## Task 1
Answer these questions using the comments on web browsers:
(a) Why did people use Opera before Firefox became popular?
(b) Which browser does the first commenter expect to become bloaty and useless?
(c) What version of Firefox is named in the heading?
## Task 2
Retype the part of the comments on web browsers starting at "Before Firefox was" and ending at "clean, and lean.".
## Task 3
Write what comes next in the comments on web browsers, picking up after their final sentence.
— start of Excerpt provided —
Before Firefox was the new cool, people used to use Opera because it was fast and light, and in comparison to the other browsers it was pretty amazing. And then Opera got bloated and slow, and we moved to Firefox. Based on that history, I fully expect Chrome to get bloaty and useless, and I'll have to reconsider what to use. For some reason, Safari never quite gets a look in on my Windows computers (though it and Chrome run on my Macs).
User Rank: Ninja
4/30/2014 | 11:32:38 AM
Mozilla Turmoil as Firefox 29 Debuts
After witnessing the self-appointed "thought police" ouster their former CEO for having a traditional opinon of his own, I switched to Google Chrome, and won't be looking back. In fact, Chrome loads pages faster, and is nice, clean, and lean.
— end of Excerpt provided —
— start of Recorded information —
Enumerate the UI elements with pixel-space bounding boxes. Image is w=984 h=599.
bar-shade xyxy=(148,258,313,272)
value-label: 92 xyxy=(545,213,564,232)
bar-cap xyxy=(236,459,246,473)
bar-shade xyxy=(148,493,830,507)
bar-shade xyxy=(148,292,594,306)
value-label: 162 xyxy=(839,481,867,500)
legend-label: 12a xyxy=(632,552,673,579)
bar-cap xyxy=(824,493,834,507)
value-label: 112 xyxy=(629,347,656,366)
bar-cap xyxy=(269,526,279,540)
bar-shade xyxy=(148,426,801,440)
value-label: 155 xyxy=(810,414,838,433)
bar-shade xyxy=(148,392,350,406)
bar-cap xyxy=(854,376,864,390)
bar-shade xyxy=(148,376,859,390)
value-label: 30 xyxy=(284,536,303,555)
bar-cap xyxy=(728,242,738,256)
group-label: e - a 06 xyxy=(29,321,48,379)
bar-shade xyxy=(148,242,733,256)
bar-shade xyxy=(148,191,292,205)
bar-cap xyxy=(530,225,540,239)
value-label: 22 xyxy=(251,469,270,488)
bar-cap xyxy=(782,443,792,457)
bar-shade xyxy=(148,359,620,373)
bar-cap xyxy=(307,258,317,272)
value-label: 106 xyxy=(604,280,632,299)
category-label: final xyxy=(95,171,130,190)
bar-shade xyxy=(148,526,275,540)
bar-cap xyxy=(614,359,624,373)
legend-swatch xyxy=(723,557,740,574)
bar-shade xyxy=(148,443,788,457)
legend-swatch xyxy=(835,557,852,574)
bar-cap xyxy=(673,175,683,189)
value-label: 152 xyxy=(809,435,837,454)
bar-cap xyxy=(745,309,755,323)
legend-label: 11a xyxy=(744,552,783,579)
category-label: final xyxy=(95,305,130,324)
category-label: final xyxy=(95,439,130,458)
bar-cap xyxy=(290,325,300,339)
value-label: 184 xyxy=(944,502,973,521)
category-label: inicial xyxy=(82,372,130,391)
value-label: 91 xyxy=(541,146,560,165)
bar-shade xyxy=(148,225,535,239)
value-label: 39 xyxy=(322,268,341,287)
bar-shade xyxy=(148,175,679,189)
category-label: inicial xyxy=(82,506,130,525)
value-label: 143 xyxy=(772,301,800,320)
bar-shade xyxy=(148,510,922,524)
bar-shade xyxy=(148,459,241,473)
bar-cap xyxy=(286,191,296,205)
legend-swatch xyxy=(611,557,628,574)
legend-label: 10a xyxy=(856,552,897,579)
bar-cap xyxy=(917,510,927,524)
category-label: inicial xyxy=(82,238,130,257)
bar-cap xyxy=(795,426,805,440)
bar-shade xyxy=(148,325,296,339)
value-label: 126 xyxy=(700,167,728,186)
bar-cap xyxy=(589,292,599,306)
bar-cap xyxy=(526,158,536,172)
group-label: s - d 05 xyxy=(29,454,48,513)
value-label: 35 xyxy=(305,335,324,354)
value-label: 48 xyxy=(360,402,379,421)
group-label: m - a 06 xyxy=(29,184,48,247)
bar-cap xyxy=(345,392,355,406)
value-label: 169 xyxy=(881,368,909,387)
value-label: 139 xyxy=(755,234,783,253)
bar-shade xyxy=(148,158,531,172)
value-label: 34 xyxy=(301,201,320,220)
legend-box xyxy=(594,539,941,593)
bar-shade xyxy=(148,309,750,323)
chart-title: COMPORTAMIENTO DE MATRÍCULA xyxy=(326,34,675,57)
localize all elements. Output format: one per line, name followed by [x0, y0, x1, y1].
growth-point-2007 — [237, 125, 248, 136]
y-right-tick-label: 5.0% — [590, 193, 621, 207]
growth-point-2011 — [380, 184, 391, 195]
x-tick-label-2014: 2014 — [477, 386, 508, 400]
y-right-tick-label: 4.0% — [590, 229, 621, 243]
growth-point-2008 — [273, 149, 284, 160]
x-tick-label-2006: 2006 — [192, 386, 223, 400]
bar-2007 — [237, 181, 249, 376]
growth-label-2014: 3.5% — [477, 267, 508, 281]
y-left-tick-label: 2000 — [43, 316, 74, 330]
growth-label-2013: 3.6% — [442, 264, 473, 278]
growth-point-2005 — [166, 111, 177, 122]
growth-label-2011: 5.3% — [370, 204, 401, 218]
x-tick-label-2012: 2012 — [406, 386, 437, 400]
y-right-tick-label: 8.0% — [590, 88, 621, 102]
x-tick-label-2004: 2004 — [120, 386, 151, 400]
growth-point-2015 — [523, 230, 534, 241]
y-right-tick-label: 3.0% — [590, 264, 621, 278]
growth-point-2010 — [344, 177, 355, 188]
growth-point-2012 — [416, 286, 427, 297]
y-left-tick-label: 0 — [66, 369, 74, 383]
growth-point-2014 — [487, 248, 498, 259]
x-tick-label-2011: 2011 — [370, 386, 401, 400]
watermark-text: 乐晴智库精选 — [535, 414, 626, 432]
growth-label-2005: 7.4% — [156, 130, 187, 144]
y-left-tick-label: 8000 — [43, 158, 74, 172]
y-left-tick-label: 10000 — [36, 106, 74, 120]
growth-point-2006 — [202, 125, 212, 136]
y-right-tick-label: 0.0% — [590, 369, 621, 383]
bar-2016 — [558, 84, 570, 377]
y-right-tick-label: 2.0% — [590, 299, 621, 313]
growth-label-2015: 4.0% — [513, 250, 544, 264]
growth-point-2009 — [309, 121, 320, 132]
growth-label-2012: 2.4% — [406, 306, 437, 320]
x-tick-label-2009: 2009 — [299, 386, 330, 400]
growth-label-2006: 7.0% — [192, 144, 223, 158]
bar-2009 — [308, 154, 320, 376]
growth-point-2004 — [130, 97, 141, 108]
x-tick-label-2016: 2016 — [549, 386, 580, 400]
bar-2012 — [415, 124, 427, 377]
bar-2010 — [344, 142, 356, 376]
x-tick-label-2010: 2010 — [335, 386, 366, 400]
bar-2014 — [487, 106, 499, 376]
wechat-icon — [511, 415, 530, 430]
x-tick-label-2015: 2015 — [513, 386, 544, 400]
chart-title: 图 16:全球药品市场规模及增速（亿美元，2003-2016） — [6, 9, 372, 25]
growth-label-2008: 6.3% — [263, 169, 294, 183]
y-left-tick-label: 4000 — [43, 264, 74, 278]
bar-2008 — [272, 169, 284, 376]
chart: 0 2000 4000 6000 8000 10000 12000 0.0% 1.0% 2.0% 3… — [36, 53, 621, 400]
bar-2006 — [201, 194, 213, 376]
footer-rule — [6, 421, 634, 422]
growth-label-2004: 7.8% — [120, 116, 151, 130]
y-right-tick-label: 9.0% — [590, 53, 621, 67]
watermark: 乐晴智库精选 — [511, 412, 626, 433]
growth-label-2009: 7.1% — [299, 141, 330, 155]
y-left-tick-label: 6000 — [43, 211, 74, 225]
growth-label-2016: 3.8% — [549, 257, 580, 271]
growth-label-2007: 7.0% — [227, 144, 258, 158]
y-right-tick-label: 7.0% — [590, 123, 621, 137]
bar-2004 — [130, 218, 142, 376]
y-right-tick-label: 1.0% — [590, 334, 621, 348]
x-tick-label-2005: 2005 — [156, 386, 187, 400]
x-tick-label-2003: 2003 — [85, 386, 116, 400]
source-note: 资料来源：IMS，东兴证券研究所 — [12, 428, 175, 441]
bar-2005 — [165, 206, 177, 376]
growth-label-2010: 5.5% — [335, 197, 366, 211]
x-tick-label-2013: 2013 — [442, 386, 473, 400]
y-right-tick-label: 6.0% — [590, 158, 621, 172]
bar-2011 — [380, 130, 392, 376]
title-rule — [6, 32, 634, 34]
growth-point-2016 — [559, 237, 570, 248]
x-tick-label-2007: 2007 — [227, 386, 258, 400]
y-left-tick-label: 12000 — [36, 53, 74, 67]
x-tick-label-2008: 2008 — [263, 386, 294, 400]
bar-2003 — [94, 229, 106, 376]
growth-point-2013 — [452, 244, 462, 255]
— end of Recorded information —
## Result 1
(a) It was fast and light.
(b) Chrome.
(c) Firefox 29.

## Result 2
Before Firefox was the new cool, people used to use Opera because it was fast and light, and in comparison to the other browsers it was pretty amazing. And then Opera got bloated and slow, and we moved to Firefox. Based on that history, I fully expect Chrome to get bloaty and useless, and I'll have to reconsider what to use. For some reason, Safari never quite gets a look in on my Windows computers (though it and Chrome run on my Macs).
User Rank: Ninja
4/30/2014 | 11:32:38 AM
Mozilla Turmoil as Firefox 29 Debuts
After witnessing the self-appointed "thought police" ouster their former CEO for having a traditional opinon of his own, I switched to Google Chrome, and won't be looking back. In fact, Chrome loads pages faster, and is nice, clean, and lean.

## Result 3
Drew Conry-Murray
Drew Conry-Murray,
User Rank: Ninja
4/30/2014 | 10:58:37 AM
Hoping 29 Is Stable
I've been frustrated with Firefox lately because it would crash once or twice a day, forcing me to log in to all the Web apps I use for work. I downloaded 29 last night in hopes of a better experience. I was worried that all the customization options would make it harder to get up and going--I'm not big on customizing.

So far I've been pleased: no dramatic changes that have put features in a new place, and no crashes (but it's still early).

I really want Mozilla to succeed because I don't want Google to own the world. We need alternatives.